Saved data entries:
▼

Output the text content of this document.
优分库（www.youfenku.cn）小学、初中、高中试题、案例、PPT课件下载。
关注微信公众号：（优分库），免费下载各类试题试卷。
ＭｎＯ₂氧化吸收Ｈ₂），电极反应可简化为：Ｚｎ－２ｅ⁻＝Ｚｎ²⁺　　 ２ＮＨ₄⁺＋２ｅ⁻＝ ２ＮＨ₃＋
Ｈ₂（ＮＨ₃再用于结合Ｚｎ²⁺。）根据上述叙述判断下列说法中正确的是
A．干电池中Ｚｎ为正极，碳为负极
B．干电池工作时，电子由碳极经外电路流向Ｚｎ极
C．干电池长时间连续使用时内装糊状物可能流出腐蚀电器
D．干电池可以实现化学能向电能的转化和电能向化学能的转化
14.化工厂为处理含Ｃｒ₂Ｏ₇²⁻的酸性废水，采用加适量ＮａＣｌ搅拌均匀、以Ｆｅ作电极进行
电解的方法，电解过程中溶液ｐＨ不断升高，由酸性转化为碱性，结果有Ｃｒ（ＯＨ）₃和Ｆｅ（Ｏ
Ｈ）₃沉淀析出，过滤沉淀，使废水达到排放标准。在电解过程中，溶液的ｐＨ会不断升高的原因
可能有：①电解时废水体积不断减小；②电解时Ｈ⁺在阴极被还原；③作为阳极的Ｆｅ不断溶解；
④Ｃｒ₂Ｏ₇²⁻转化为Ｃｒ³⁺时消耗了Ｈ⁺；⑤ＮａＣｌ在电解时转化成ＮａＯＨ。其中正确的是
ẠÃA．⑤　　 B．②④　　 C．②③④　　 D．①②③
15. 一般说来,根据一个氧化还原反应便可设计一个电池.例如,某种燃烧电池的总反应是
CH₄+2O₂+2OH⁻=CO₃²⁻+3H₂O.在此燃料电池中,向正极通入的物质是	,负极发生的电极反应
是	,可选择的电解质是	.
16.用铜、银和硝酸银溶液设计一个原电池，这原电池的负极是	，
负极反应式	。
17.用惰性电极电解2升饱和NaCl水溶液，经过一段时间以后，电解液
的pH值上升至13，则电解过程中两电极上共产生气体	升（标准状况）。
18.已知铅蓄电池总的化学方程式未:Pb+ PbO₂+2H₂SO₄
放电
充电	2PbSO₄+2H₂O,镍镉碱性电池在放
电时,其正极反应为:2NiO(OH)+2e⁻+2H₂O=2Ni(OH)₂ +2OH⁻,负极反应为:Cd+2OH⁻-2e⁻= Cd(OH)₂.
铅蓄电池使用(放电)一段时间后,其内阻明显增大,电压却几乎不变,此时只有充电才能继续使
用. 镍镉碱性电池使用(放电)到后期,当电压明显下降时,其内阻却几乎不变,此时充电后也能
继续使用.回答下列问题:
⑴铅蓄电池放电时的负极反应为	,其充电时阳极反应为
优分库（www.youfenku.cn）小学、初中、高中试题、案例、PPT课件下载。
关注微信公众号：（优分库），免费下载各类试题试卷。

▲

What needs to be done:
Return the listing above in full, character for character.

Task result:
Output the text content of this document.
优分库（www.youfenku.cn）小学、初中、高中试题、案例、PPT课件下载。
关注微信公众号：（优分库），免费下载各类试题试卷。
ＭｎＯ₂氧化吸收Ｈ₂），电极反应可简化为：Ｚｎ－２ｅ⁻＝Ｚｎ²⁺　　 ２ＮＨ₄⁺＋２ｅ⁻＝ ２ＮＨ₃＋
Ｈ₂（ＮＨ₃再用于结合Ｚｎ²⁺。）根据上述叙述判断下列说法中正确的是
A．干电池中Ｚｎ为正极，碳为负极
B．干电池工作时，电子由碳极经外电路流向Ｚｎ极
C．干电池长时间连续使用时内装糊状物可能流出腐蚀电器
D．干电池可以实现化学能向电能的转化和电能向化学能的转化
14.化工厂为处理含Ｃｒ₂Ｏ₇²⁻的酸性废水，采用加适量ＮａＣｌ搅拌均匀、以Ｆｅ作电极进行
电解的方法，电解过程中溶液ｐＨ不断升高，由酸性转化为碱性，结果有Ｃｒ（ＯＨ）₃和Ｆｅ（Ｏ
Ｈ）₃沉淀析出，过滤沉淀，使废水达到排放标准。在电解过程中，溶液的ｐＨ会不断升高的原因
可能有：①电解时废水体积不断减小；②电解时Ｈ⁺在阴极被还原；③作为阳极的Ｆｅ不断溶解；
④Ｃｒ₂Ｏ₇²⁻转化为Ｃｒ³⁺时消耗了Ｈ⁺；⑤ＮａＣｌ在电解时转化成ＮａＯＨ。其中正确的是
ẠÃA．⑤　　 B．②④　　 C．②③④　　 D．①②③
15. 一般说来,根据一个氧化还原反应便可设计一个电池.例如,某种燃烧电池的总反应是
CH₄+2O₂+2OH⁻=CO₃²⁻+3H₂O.在此燃料电池中,向正极通入的物质是	,负极发生的电极反应
是	,可选择的电解质是	.
16.用铜、银和硝酸银溶液设计一个原电池，这原电池的负极是	，
负极反应式	。
17.用惰性电极电解2升饱和NaCl水溶液，经过一段时间以后，电解液
的pH值上升至13，则电解过程中两电极上共产生气体	升（标准状况）。
18.已知铅蓄电池总的化学方程式未:Pb+ PbO₂+2H₂SO₄
放电
充电	2PbSO₄+2H₂O,镍镉碱性电池在放
电时,其正极反应为:2NiO(OH)+2e⁻+2H₂O=2Ni(OH)₂ +2OH⁻,负极反应为:Cd+2OH⁻-2e⁻= Cd(OH)₂.
铅蓄电池使用(放电)一段时间后,其内阻明显增大,电压却几乎不变,此时只有充电才能继续使
用. 镍镉碱性电池使用(放电)到后期,当电压明显下降时,其内阻却几乎不变,此时充电后也能
继续使用.回答下列问题:
⑴铅蓄电池放电时的负极反应为	,其充电时阳极反应为
优分库（www.youfenku.cn）小学、初中、高中试题、案例、PPT课件下载。
关注微信公众号：（优分库），免费下载各类试题试卷。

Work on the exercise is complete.